## PROBLEM DESCRIPTION
From the data below, return all lines holding the string "database".

*** DATA FOR REVIEW Section Begins ***

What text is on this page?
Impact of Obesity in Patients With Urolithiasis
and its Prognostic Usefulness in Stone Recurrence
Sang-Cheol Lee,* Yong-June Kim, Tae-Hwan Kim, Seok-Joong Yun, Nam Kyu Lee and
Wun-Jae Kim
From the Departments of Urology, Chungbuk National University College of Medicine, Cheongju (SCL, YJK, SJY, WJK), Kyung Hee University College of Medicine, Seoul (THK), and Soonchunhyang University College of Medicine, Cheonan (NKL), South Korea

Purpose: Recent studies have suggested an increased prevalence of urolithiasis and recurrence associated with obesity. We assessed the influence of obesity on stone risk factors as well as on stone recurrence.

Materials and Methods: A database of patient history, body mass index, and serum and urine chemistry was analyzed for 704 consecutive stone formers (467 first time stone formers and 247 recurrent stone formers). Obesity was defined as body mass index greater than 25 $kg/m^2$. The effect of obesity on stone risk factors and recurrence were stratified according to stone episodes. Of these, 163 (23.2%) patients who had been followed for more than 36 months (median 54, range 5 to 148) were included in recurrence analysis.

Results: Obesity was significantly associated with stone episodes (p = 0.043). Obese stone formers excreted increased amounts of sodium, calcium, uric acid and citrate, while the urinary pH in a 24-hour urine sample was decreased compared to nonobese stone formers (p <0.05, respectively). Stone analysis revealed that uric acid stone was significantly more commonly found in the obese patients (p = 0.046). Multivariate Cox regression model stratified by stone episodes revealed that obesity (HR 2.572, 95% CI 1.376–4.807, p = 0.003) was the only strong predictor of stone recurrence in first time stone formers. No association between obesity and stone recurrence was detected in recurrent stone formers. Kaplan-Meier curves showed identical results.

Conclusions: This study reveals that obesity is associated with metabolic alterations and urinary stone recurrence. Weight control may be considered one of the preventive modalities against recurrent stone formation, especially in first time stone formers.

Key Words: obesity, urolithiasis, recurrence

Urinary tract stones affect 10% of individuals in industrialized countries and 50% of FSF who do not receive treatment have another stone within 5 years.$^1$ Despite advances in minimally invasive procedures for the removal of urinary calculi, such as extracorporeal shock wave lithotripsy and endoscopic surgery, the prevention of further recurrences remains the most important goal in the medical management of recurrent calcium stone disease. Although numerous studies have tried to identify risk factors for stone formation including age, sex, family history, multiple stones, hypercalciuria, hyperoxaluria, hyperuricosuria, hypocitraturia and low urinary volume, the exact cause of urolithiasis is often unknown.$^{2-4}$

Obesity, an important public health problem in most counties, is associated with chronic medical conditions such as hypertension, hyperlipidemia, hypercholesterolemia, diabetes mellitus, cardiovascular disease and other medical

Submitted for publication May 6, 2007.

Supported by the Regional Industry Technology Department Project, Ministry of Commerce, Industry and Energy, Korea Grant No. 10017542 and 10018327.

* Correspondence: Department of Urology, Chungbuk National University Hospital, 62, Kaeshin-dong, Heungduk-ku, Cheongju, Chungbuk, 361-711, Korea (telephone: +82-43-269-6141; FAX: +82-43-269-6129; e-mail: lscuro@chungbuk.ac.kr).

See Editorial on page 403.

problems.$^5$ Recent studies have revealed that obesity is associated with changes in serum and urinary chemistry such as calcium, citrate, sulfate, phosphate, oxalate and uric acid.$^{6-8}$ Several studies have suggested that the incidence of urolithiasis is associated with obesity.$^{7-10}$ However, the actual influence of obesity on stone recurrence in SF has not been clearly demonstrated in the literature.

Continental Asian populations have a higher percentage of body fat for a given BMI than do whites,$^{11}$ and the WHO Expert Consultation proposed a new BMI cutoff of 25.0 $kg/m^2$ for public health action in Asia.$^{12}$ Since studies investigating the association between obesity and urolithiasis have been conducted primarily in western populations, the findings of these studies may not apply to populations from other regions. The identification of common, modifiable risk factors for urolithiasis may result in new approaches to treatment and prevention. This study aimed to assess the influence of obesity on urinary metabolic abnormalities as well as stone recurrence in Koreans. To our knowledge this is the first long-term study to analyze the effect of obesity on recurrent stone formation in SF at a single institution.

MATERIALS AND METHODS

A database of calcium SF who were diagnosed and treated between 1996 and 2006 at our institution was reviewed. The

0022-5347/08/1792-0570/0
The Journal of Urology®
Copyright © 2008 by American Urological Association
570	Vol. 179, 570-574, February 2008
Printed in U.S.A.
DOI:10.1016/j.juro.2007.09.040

*** DATA FOR REVIEW Section Ends ***

## RESPONSE TO THE EXERCISE
Materials and Methods: A database of patient history, body mass index, and serum and urine chemistry was analyzed for 704 consecutive stone formers (467 first time stone formers and 247 recurrent stone formers). Obesity was defined as body mass index greater than 25 $kg/m^2$. The effect of obesity on stone risk factors and recurrence were stratified according to stone episodes. Of these, 163 (23.2%) patients who had been followed for more than 36 months (median 54, range 5 to 148) were included in recurrence analysis.
A database of calcium SF who were diagnosed and treated between 1996 and 2006 at our institution was reviewed. The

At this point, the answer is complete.